[Dataset records]
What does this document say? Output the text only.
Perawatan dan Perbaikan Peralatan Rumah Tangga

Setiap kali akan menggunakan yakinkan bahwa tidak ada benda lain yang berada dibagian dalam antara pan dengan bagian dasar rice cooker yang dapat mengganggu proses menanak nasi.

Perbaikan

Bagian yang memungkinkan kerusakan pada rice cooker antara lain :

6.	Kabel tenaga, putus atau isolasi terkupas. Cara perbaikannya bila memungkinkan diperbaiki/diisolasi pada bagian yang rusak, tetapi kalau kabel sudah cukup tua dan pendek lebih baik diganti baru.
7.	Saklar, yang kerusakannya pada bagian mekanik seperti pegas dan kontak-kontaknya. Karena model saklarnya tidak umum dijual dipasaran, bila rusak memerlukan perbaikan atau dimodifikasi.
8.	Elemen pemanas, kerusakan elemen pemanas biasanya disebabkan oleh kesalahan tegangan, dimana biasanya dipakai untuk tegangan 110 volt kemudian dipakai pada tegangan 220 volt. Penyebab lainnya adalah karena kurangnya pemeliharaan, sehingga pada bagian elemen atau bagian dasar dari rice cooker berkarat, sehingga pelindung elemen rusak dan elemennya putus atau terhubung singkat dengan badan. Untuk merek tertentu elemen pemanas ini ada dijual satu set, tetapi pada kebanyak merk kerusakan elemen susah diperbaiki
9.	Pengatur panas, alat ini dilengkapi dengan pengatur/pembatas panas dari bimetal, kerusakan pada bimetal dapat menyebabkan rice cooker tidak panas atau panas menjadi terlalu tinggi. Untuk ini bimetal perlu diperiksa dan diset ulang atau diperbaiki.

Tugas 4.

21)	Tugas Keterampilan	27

== EXERCISE REQUIREMENTS ==
State the number of lines in this listing that contain the string "bila", and add nothing else.

== TASK SOLUTION ==
2